Data records:
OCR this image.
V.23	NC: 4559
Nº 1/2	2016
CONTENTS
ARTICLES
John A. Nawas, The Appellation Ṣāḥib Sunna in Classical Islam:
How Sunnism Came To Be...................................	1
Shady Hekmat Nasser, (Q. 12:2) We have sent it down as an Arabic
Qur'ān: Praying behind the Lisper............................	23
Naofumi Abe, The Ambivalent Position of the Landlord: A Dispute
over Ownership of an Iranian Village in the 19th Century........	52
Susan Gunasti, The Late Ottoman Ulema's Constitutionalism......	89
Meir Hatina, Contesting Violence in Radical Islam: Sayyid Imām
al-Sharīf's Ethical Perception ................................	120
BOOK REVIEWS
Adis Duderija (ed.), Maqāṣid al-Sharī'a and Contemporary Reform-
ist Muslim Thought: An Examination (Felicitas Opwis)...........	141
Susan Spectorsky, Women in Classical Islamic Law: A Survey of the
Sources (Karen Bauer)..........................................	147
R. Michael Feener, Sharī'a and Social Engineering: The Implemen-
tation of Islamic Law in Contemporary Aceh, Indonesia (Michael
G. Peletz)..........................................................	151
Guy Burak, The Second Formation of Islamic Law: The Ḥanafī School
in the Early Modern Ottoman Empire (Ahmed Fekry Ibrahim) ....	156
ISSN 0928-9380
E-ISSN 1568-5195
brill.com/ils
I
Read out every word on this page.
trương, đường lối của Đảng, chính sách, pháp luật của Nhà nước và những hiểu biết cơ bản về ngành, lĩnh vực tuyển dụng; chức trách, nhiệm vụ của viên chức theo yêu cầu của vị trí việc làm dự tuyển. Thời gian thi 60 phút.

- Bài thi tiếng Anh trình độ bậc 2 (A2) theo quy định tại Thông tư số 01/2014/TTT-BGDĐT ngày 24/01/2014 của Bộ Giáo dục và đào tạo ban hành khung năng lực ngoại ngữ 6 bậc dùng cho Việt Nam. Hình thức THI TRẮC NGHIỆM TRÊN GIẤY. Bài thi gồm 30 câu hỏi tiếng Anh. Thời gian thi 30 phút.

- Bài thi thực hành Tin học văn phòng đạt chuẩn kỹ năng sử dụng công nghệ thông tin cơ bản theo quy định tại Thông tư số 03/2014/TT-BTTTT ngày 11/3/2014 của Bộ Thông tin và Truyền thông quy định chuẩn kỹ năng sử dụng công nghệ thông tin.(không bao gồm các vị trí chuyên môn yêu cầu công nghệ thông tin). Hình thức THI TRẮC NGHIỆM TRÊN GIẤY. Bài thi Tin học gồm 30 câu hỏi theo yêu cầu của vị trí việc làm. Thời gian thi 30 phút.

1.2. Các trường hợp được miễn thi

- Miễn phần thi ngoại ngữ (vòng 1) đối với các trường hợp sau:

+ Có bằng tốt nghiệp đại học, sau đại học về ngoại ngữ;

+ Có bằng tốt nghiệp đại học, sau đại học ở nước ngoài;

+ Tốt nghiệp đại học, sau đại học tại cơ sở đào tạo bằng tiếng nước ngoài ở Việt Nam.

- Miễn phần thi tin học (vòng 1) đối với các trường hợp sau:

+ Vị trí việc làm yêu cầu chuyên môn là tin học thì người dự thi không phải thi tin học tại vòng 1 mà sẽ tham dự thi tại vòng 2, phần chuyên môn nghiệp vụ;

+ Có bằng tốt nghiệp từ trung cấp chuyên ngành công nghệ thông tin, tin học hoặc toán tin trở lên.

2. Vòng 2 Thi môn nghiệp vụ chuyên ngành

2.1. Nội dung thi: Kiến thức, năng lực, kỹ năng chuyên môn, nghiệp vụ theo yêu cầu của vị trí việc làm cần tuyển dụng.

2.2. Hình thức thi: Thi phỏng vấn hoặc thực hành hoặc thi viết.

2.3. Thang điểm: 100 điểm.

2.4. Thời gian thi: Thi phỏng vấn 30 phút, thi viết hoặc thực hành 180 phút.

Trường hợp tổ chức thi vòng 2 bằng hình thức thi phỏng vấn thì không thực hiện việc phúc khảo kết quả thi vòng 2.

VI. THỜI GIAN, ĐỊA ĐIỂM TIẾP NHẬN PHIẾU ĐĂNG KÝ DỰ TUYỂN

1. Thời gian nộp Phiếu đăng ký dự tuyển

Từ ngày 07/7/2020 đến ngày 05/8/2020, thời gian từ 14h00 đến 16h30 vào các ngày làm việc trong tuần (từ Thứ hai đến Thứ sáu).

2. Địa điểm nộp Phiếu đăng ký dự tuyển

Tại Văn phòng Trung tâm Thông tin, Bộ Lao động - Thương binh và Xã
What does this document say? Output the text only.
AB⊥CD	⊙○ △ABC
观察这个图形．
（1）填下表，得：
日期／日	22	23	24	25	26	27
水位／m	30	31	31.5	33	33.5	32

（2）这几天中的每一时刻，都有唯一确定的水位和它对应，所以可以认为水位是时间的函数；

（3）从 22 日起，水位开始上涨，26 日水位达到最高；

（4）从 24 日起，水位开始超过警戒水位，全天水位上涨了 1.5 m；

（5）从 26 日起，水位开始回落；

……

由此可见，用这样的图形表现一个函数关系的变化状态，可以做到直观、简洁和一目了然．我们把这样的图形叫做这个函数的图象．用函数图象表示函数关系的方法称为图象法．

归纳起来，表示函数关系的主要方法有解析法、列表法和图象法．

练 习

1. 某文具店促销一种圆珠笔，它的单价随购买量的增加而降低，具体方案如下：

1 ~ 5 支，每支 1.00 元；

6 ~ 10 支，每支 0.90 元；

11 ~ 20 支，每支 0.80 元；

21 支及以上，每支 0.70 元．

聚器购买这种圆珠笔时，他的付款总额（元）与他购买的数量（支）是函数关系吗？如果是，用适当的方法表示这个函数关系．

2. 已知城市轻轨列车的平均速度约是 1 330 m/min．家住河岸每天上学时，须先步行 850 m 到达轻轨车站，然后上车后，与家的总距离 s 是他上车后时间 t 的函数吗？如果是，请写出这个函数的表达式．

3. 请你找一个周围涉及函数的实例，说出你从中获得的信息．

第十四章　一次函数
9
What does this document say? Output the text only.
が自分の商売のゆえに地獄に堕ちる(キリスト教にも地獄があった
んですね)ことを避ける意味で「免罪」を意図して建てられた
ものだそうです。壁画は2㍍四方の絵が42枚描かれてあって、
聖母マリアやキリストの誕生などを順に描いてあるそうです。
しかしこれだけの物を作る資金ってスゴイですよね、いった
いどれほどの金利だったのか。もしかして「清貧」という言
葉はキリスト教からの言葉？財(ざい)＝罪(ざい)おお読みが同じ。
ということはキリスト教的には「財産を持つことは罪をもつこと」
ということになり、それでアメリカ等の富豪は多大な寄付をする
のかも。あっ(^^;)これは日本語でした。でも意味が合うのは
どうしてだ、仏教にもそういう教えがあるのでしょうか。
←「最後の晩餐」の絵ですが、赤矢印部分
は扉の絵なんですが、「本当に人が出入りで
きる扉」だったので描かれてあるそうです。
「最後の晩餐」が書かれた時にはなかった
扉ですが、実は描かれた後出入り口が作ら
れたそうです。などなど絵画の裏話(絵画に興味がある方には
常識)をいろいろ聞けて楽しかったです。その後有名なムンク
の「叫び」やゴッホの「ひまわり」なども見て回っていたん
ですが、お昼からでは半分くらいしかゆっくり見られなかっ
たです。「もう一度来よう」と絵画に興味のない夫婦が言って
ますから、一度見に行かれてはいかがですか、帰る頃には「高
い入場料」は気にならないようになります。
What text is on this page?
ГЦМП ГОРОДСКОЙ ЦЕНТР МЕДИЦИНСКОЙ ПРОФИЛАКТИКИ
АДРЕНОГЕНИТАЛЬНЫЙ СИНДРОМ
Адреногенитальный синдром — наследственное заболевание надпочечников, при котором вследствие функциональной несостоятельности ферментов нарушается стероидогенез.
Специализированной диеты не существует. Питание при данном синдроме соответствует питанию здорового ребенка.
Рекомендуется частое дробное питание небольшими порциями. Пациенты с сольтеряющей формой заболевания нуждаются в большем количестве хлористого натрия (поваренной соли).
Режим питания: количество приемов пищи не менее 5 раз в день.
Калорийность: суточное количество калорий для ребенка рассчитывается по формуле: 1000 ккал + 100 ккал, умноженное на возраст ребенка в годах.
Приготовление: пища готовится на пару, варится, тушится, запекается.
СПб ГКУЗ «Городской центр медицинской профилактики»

- REQUIREMENTS -
Of the lines in the data, how many contain the word "Michael"? Provide the number and nothing further.

- FINAL RESULT -
2